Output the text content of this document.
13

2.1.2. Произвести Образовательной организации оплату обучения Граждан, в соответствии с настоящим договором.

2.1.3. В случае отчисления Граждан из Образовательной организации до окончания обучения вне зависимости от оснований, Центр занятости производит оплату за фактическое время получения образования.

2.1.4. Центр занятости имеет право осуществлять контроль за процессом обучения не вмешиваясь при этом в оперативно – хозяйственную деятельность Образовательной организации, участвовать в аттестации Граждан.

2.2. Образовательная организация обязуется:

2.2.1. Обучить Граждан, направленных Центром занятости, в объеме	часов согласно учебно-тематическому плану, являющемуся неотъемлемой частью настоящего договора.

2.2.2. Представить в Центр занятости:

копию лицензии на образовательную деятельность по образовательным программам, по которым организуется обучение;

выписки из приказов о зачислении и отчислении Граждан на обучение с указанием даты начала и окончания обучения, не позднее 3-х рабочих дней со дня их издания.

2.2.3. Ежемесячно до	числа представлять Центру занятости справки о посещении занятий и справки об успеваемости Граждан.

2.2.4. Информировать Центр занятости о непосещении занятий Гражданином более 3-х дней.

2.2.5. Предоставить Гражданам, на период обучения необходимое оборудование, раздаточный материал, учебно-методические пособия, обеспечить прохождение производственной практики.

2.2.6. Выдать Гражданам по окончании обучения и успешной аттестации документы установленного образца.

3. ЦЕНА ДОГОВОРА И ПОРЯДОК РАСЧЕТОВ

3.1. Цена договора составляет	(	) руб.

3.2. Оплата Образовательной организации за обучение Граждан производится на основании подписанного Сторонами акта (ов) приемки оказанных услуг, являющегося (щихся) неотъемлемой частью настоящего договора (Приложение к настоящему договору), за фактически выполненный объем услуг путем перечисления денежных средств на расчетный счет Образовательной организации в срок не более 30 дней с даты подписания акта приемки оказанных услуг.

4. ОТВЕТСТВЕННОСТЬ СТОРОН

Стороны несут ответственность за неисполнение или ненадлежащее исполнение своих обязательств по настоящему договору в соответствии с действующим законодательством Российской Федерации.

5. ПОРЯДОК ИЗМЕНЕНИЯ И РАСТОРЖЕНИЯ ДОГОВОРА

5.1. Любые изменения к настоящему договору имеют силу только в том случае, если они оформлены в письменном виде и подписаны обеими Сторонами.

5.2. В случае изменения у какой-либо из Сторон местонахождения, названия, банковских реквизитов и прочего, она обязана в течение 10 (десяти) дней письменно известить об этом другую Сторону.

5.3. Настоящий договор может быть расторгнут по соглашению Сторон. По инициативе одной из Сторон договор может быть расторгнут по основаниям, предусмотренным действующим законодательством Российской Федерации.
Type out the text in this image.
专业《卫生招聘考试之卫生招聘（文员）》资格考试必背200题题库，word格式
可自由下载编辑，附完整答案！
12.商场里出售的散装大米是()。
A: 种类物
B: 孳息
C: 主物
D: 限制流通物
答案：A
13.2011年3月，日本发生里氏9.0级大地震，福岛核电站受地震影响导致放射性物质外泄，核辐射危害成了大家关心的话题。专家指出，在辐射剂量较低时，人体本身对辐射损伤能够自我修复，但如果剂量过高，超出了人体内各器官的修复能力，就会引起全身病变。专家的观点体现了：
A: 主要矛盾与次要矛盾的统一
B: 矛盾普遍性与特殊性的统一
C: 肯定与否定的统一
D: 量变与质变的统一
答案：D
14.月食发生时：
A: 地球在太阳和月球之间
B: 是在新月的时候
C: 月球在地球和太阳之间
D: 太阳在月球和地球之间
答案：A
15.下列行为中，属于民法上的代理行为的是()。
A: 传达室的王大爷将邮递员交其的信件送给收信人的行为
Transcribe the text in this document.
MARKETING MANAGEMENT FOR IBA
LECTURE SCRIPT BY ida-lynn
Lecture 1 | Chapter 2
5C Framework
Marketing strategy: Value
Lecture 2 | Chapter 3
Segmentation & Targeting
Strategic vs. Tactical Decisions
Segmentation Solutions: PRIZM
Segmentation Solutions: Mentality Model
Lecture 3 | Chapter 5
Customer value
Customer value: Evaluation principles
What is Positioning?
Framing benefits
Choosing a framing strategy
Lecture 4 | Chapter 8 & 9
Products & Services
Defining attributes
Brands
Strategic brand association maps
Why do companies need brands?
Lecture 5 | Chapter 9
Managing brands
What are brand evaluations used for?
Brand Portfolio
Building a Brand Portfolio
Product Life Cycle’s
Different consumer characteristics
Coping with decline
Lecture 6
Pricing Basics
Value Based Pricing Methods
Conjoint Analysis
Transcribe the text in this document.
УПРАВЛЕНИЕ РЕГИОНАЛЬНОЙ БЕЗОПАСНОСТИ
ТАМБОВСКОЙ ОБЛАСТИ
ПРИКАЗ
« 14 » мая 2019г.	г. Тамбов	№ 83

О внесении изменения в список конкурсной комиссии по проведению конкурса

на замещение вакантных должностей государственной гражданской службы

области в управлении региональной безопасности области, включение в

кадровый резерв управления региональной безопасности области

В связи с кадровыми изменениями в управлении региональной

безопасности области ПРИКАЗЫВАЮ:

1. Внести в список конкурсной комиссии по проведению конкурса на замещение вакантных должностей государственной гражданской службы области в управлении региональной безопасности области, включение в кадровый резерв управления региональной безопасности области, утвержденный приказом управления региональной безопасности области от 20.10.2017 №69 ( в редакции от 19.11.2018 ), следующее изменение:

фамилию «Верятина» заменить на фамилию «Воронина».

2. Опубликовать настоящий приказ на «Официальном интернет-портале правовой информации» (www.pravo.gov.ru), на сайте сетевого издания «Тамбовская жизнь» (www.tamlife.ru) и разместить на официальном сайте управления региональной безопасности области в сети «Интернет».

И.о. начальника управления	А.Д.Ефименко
□ □ □ □ □
> **Written instruction**
Your task is to transcribe the material exactly.

> **Response for this exercise**
Output the text content of this document.
13

2.1.2. Произвести Образовательной организации оплату обучения Граждан, в соответствии с настоящим договором.

2.1.3. В случае отчисления Граждан из Образовательной организации до окончания обучения вне зависимости от оснований, Центр занятости производит оплату за фактическое время получения образования.

2.1.4. Центр занятости имеет право осуществлять контроль за процессом обучения не вмешиваясь при этом в оперативно – хозяйственную деятельность Образовательной организации, участвовать в аттестации Граждан.

2.2. Образовательная организация обязуется:

2.2.1. Обучить Граждан, направленных Центром занятости, в объеме	часов согласно учебно-тематическому плану, являющемуся неотъемлемой частью настоящего договора.

2.2.2. Представить в Центр занятости:

копию лицензии на образовательную деятельность по образовательным программам, по которым организуется обучение;

выписки из приказов о зачислении и отчислении Граждан на обучение с указанием даты начала и окончания обучения, не позднее 3-х рабочих дней со дня их издания.

2.2.3. Ежемесячно до	числа представлять Центру занятости справки о посещении занятий и справки об успеваемости Граждан.

2.2.4. Информировать Центр занятости о непосещении занятий Гражданином более 3-х дней.

2.2.5. Предоставить Гражданам, на период обучения необходимое оборудование, раздаточный материал, учебно-методические пособия, обеспечить прохождение производственной практики.

2.2.6. Выдать Гражданам по окончании обучения и успешной аттестации документы установленного образца.

3. ЦЕНА ДОГОВОРА И ПОРЯДОК РАСЧЕТОВ

3.1. Цена договора составляет	(	) руб.

3.2. Оплата Образовательной организации за обучение Граждан производится на основании подписанного Сторонами акта (ов) приемки оказанных услуг, являющегося (щихся) неотъемлемой частью настоящего договора (Приложение к настоящему договору), за фактически выполненный объем услуг путем перечисления денежных средств на расчетный счет Образовательной организации в срок не более 30 дней с даты подписания акта приемки оказанных услуг.

4. ОТВЕТСТВЕННОСТЬ СТОРОН

Стороны несут ответственность за неисполнение или ненадлежащее исполнение своих обязательств по настоящему договору в соответствии с действующим законодательством Российской Федерации.

5. ПОРЯДОК ИЗМЕНЕНИЯ И РАСТОРЖЕНИЯ ДОГОВОРА

5.1. Любые изменения к настоящему договору имеют силу только в том случае, если они оформлены в письменном виде и подписаны обеими Сторонами.

5.2. В случае изменения у какой-либо из Сторон местонахождения, названия, банковских реквизитов и прочего, она обязана в течение 10 (десяти) дней письменно известить об этом другую Сторону.

5.3. Настоящий договор может быть расторгнут по соглашению Сторон. По инициативе одной из Сторон договор может быть расторгнут по основаниям, предусмотренным действующим законодательством Российской Федерации.
Type out the text in this image.
专业《卫生招聘考试之卫生招聘（文员）》资格考试必背200题题库，word格式
可自由下载编辑，附完整答案！
12.商场里出售的散装大米是()。
A: 种类物
B: 孳息
C: 主物
D: 限制流通物
答案：A
13.2011年3月，日本发生里氏9.0级大地震，福岛核电站受地震影响导致放射性物质外泄，核辐射危害成了大家关心的话题。专家指出，在辐射剂量较低时，人体本身对辐射损伤能够自我修复，但如果剂量过高，超出了人体内各器官的修复能力，就会引起全身病变。专家的观点体现了：
A: 主要矛盾与次要矛盾的统一
B: 矛盾普遍性与特殊性的统一
C: 肯定与否定的统一
D: 量变与质变的统一
答案：D
14.月食发生时：
A: 地球在太阳和月球之间
B: 是在新月的时候
C: 月球在地球和太阳之间
D: 太阳在月球和地球之间
答案：A
15.下列行为中，属于民法上的代理行为的是()。
A: 传达室的王大爷将邮递员交其的信件送给收信人的行为
Transcribe the text in this document.
MARKETING MANAGEMENT FOR IBA
LECTURE SCRIPT BY ida-lynn
Lecture 1 | Chapter 2
5C Framework
Marketing strategy: Value
Lecture 2 | Chapter 3
Segmentation & Targeting
Strategic vs. Tactical Decisions
Segmentation Solutions: PRIZM
Segmentation Solutions: Mentality Model
Lecture 3 | Chapter 5
Customer value
Customer value: Evaluation principles
What is Positioning?
Framing benefits
Choosing a framing strategy
Lecture 4 | Chapter 8 & 9
Products & Services
Defining attributes
Brands
Strategic brand association maps
Why do companies need brands?
Lecture 5 | Chapter 9
Managing brands
What are brand evaluations used for?
Brand Portfolio
Building a Brand Portfolio
Product Life Cycle’s
Different consumer characteristics
Coping with decline
Lecture 6
Pricing Basics
Value Based Pricing Methods
Conjoint Analysis
Transcribe the text in this document.
УПРАВЛЕНИЕ РЕГИОНАЛЬНОЙ БЕЗОПАСНОСТИ
ТАМБОВСКОЙ ОБЛАСТИ
ПРИКАЗ
« 14 » мая 2019г.	г. Тамбов	№ 83

О внесении изменения в список конкурсной комиссии по проведению конкурса

на замещение вакантных должностей государственной гражданской службы

области в управлении региональной безопасности области, включение в

кадровый резерв управления региональной безопасности области

В связи с кадровыми изменениями в управлении региональной

безопасности области ПРИКАЗЫВАЮ:

1. Внести в список конкурсной комиссии по проведению конкурса на замещение вакантных должностей государственной гражданской службы области в управлении региональной безопасности области, включение в кадровый резерв управления региональной безопасности области, утвержденный приказом управления региональной безопасности области от 20.10.2017 №69 ( в редакции от 19.11.2018 ), следующее изменение:

фамилию «Верятина» заменить на фамилию «Воронина».

2. Опубликовать настоящий приказ на «Официальном интернет-портале правовой информации» (www.pravo.gov.ru), на сайте сетевого издания «Тамбовская жизнь» (www.tamlife.ru) и разместить на официальном сайте управления региональной безопасности области в сети «Интернет».

И.о. начальника управления	А.Д.Ефименко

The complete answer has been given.